### REQUIRED TASK
Locate each line of the material that contains "true", then return it.

........

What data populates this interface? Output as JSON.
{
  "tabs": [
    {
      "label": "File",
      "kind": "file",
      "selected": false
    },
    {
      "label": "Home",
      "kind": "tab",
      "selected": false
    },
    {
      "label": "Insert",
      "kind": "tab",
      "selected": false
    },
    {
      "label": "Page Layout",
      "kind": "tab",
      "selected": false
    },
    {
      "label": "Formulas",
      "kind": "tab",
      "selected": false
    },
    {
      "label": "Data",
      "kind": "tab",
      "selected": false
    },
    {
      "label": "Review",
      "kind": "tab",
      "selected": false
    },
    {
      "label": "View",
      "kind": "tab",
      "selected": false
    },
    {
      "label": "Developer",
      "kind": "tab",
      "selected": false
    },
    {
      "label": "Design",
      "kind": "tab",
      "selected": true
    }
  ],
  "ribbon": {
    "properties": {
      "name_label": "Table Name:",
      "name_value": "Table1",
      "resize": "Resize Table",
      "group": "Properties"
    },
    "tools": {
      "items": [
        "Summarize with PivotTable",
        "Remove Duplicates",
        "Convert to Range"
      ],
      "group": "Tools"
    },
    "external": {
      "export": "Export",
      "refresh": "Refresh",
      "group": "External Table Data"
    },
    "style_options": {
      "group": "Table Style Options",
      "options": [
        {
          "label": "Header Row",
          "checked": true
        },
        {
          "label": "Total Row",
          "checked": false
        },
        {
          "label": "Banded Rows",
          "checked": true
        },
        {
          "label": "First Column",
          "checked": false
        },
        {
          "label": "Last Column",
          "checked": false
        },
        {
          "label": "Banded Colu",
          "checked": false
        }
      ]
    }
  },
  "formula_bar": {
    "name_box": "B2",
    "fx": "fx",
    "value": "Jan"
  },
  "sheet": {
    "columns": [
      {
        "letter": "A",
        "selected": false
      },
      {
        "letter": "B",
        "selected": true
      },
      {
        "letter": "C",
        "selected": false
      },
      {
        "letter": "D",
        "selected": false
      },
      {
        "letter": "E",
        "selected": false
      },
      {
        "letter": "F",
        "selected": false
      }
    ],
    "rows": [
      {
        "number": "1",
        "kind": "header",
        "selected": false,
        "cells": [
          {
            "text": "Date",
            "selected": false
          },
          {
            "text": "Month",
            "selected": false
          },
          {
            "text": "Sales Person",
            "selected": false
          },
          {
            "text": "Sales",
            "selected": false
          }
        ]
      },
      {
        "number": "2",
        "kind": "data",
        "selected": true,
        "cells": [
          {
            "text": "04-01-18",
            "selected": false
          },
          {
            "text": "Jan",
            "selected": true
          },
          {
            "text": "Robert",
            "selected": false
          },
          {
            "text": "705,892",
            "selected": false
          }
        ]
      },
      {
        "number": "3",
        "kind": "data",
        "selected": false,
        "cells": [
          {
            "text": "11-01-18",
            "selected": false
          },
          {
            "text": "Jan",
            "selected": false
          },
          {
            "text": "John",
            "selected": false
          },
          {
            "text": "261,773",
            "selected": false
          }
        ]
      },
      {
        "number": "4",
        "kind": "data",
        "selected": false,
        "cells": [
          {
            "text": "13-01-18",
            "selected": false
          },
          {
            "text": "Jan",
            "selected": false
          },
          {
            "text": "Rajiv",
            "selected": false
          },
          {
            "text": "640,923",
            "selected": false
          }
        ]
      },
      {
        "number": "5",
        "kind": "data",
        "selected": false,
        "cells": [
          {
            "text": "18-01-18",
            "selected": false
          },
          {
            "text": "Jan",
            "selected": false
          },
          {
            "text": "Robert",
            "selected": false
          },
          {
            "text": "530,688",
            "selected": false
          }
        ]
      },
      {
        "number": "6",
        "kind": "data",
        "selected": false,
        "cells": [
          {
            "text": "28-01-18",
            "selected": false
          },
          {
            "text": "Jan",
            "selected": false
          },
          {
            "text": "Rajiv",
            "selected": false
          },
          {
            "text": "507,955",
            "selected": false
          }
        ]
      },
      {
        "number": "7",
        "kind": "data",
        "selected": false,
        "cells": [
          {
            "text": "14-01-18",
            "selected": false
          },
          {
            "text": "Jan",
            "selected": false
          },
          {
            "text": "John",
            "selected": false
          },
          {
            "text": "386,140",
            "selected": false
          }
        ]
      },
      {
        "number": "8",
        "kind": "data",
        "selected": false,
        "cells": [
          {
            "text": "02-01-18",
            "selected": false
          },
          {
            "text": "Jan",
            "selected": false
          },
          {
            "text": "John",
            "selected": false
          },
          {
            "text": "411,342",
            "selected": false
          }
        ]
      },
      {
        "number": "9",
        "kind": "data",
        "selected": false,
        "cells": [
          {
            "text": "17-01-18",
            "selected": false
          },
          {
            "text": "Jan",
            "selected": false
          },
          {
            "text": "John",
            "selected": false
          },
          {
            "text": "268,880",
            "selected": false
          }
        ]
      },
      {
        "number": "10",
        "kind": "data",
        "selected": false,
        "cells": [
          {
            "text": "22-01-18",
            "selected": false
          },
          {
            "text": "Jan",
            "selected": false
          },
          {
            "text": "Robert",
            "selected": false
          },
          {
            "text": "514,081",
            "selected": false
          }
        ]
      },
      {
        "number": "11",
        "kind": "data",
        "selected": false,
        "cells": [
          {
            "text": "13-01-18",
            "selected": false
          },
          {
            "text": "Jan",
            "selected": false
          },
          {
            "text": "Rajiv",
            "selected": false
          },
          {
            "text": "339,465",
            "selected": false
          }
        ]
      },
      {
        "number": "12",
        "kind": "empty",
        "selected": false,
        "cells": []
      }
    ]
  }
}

........

### CORRECT ANSWER
      "selected": true
          "checked": true
          "checked": true
        "selected": true
        "selected": true,
            "selected": true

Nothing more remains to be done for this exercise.